[Records about charts and figures]
--- Begin ---
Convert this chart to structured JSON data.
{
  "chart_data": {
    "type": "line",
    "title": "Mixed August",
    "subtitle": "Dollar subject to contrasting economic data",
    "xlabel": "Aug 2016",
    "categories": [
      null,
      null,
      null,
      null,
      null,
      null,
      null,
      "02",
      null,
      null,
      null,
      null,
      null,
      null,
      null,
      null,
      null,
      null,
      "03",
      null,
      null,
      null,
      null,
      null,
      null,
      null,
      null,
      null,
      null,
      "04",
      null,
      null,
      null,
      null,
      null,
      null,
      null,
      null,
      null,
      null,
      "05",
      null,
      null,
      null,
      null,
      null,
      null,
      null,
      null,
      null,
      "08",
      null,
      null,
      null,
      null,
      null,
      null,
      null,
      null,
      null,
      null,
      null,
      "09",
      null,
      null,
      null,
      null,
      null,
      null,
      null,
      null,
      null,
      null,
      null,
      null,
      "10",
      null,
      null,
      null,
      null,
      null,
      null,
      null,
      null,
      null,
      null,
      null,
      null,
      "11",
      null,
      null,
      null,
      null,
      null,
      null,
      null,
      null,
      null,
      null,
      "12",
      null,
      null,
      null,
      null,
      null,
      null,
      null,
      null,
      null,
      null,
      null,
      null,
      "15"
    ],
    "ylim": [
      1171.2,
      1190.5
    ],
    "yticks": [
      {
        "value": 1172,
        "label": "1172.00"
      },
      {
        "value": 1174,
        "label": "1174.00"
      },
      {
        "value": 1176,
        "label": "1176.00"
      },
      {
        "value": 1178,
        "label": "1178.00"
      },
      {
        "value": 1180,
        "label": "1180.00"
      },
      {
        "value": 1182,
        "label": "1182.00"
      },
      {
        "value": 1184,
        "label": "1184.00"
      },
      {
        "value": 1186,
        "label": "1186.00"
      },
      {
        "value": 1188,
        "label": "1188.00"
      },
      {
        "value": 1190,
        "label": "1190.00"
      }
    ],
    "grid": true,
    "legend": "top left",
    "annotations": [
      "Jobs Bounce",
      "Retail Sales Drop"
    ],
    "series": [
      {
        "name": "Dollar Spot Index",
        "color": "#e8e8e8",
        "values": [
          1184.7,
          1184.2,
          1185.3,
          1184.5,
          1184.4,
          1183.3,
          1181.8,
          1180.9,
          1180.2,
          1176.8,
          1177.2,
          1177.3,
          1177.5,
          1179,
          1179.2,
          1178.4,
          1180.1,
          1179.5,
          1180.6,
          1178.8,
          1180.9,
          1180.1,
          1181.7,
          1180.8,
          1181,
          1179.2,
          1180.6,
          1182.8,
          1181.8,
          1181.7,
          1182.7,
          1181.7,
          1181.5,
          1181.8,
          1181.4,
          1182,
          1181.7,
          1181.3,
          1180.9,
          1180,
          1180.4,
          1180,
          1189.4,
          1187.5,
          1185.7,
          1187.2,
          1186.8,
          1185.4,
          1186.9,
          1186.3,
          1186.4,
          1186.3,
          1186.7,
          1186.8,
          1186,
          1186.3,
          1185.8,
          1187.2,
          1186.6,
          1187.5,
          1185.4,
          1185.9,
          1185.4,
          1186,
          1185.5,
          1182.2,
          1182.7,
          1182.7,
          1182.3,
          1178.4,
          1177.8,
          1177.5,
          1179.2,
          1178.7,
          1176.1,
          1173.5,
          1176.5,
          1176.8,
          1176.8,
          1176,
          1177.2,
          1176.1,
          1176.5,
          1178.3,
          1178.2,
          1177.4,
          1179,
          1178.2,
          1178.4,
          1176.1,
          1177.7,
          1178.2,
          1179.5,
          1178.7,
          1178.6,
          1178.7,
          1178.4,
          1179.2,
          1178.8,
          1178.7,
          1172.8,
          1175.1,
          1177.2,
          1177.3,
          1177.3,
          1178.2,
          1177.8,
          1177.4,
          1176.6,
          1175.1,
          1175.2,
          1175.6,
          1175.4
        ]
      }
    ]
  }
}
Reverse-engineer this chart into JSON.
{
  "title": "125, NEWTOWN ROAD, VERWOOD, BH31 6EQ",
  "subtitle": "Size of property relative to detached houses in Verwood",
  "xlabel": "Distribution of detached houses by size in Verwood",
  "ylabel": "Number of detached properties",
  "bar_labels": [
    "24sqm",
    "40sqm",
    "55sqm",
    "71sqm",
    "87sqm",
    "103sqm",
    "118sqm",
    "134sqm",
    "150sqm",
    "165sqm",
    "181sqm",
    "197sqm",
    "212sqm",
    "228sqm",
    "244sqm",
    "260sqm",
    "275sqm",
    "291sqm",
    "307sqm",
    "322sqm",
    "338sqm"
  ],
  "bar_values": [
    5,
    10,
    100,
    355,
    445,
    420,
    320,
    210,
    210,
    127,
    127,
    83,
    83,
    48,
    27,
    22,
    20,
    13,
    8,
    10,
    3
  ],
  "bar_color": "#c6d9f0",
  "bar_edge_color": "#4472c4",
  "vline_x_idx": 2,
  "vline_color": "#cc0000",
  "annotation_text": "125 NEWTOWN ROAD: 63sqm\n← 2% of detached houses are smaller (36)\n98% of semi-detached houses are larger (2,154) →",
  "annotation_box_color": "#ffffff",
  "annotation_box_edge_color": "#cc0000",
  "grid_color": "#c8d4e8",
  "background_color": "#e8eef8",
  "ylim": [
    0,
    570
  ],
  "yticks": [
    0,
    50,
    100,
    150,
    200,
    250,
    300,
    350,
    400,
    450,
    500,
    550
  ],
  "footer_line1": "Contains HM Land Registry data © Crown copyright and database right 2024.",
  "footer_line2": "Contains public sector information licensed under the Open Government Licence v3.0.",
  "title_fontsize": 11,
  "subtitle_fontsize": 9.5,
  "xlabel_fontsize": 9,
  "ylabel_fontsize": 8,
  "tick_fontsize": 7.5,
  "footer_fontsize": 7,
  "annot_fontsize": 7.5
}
--- End ---
> _Instructions to follow_
Only the count is needed: the number of lines in the data that include the word "this".

> _Task result_
2